→ **WORK TO COMPLETE**:
Copy every line with the string "permissible" in it.

→ **TASK MATERIAL**:
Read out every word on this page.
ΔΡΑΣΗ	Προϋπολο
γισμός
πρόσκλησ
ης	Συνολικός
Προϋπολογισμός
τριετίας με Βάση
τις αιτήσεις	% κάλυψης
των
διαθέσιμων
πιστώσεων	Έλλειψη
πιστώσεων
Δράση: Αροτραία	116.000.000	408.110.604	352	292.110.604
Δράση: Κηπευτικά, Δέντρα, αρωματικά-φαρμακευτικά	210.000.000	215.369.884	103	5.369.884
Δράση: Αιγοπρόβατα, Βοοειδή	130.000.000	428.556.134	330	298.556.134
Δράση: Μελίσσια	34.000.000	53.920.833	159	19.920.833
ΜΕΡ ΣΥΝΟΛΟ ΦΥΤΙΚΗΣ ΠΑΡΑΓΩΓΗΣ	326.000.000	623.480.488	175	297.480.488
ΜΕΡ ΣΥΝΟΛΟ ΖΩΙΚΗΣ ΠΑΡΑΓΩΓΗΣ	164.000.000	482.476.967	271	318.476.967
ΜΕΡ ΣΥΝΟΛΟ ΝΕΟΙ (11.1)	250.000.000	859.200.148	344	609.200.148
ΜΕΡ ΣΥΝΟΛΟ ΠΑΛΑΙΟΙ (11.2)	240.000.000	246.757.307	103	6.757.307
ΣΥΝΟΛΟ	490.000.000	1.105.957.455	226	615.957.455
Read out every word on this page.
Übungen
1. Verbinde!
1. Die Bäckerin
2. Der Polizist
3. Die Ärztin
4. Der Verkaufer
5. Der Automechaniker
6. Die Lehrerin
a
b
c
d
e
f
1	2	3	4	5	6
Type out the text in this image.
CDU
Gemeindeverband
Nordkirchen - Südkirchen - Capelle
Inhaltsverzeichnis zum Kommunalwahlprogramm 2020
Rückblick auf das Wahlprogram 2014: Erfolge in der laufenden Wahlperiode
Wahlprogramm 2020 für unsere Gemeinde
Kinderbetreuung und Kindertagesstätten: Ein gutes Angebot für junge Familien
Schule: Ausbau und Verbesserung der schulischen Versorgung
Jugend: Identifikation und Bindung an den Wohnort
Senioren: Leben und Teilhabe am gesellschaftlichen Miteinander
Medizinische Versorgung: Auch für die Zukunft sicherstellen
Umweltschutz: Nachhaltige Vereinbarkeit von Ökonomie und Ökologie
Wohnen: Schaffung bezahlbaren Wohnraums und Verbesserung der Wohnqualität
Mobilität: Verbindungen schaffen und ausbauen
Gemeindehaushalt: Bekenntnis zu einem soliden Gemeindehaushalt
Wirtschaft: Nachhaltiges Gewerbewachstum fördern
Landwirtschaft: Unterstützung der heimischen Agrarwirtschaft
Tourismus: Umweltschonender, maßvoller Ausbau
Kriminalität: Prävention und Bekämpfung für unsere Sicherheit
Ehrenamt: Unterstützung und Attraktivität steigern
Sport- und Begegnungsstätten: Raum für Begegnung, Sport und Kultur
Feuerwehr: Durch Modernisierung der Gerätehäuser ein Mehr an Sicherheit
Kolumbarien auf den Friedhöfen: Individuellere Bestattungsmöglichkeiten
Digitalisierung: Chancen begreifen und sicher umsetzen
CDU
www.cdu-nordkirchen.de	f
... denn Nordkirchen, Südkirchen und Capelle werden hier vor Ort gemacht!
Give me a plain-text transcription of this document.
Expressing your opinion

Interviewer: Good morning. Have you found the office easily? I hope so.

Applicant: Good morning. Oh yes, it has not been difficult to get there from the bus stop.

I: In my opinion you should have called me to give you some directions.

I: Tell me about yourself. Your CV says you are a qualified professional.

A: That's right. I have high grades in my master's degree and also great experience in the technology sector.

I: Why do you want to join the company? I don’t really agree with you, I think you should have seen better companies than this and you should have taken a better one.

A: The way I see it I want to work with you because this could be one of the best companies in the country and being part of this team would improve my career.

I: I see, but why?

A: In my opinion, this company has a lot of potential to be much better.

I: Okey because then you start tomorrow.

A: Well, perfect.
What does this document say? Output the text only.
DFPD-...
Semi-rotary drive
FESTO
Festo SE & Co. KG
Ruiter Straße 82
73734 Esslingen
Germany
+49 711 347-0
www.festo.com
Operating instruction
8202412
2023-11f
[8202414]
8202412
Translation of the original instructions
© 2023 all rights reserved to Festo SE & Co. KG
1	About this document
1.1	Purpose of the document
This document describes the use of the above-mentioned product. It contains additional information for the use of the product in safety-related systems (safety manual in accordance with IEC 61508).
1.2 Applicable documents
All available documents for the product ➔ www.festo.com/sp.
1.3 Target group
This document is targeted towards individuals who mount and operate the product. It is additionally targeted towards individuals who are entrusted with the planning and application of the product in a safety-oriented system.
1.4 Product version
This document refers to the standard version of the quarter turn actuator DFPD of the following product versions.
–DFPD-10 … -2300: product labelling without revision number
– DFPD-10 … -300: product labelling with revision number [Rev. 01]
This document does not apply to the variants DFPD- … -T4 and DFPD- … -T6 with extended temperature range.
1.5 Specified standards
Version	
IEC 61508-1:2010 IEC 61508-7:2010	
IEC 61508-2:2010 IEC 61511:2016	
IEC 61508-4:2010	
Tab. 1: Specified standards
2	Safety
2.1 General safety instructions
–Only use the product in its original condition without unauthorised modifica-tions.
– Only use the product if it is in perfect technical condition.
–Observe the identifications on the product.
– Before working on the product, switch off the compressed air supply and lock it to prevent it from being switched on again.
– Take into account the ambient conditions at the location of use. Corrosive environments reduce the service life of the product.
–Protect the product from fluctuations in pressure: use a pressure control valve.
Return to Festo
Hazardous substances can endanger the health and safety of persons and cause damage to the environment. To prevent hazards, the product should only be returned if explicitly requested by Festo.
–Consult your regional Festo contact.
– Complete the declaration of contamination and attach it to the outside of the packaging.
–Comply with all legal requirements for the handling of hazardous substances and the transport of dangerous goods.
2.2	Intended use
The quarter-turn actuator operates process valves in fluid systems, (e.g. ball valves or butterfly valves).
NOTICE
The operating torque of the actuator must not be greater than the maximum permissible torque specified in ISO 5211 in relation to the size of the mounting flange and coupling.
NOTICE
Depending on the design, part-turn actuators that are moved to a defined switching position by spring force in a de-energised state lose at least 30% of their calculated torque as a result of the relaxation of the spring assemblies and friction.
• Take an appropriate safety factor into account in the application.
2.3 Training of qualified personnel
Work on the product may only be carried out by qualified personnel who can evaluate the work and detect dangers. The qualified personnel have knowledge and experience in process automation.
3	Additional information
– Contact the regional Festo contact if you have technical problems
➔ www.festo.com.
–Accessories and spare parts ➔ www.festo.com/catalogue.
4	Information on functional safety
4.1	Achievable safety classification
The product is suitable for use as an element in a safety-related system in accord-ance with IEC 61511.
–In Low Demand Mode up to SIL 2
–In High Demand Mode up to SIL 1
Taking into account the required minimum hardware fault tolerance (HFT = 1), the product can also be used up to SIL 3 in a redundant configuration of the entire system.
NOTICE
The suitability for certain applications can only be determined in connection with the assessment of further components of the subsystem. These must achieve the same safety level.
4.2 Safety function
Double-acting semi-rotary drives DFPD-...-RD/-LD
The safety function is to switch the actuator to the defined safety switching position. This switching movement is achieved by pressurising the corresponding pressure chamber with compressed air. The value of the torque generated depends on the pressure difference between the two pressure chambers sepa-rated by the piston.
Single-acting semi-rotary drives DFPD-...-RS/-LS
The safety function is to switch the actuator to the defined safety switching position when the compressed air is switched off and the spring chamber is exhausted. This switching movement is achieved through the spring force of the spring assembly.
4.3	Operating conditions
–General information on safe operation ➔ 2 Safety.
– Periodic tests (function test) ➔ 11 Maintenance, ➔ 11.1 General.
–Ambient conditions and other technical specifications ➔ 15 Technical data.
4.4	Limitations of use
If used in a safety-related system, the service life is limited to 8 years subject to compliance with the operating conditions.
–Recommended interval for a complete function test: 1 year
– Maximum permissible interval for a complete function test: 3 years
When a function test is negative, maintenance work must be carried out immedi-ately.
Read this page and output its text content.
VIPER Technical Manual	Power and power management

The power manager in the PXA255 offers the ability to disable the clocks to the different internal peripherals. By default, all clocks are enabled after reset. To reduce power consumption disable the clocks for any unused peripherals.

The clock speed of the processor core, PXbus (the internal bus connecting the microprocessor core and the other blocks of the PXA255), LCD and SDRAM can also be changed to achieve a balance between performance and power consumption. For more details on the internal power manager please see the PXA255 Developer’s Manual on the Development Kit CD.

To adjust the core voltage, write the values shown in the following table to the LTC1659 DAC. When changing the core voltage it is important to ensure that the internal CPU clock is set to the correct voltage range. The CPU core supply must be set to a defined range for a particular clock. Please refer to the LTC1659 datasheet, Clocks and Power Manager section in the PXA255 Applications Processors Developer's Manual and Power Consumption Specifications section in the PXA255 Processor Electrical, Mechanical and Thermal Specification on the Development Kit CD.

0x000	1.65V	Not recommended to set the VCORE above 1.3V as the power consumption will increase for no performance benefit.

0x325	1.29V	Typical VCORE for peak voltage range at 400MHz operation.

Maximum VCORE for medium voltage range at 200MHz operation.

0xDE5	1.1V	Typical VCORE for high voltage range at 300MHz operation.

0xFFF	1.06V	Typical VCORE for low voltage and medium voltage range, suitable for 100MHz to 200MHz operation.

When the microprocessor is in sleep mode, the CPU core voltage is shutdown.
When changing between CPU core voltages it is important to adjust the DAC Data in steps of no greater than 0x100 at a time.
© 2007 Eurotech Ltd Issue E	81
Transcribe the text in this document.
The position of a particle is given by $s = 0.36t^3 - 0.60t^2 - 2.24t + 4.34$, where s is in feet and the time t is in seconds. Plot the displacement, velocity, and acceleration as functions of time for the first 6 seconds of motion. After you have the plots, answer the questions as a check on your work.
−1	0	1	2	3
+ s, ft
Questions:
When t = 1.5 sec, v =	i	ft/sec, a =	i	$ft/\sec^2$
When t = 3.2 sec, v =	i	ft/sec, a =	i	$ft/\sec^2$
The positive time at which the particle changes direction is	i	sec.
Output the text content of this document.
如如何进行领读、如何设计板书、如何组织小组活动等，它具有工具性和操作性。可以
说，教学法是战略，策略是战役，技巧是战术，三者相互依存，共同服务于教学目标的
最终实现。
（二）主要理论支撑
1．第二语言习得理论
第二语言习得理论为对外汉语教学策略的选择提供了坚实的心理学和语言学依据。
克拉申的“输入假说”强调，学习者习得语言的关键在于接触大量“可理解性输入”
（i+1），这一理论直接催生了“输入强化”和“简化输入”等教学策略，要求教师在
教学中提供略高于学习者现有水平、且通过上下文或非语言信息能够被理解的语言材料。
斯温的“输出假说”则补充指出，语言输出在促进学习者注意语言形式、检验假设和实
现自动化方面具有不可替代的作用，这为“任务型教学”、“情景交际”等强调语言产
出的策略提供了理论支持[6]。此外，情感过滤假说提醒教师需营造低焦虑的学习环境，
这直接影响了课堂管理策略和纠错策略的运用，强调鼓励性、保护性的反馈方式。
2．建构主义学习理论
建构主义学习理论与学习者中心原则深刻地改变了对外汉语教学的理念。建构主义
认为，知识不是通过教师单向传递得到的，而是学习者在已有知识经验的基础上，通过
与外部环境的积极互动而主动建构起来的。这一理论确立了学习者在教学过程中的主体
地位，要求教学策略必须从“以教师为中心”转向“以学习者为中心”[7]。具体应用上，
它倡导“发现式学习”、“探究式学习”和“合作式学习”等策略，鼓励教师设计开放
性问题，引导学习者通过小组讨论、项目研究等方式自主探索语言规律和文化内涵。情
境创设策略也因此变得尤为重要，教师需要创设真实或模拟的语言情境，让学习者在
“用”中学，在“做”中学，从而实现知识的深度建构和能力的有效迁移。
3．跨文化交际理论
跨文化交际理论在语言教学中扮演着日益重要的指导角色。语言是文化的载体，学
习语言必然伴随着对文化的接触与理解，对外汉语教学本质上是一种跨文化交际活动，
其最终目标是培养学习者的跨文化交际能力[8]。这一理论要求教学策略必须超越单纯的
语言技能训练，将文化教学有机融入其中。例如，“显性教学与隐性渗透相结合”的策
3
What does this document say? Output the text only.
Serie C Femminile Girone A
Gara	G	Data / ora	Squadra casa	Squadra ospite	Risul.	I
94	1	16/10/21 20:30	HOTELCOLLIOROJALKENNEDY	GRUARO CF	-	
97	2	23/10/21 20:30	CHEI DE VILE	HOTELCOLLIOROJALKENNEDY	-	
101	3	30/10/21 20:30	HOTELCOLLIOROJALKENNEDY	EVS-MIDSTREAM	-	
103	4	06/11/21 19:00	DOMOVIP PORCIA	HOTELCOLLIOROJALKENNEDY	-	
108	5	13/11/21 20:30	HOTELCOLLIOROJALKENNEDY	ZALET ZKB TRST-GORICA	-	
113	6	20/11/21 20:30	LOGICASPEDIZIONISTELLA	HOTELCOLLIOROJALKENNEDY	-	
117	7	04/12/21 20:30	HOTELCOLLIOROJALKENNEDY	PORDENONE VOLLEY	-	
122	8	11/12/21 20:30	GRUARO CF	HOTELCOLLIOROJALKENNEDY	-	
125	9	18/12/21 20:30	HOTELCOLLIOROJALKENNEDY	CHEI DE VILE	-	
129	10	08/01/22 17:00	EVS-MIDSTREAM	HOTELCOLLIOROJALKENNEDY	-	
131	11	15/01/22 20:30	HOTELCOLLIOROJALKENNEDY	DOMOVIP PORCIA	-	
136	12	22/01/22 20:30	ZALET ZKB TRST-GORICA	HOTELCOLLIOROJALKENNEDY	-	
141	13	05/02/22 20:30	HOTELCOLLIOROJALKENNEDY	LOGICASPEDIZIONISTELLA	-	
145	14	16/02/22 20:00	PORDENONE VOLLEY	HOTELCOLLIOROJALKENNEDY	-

→ **FINISHED EXERCISE**:
The operating torque of the actuator must not be greater than the maximum permissible torque specified in ISO 5211 in relation to the size of the mounting flange and coupling.
– Maximum permissible interval for a complete function test: 3 years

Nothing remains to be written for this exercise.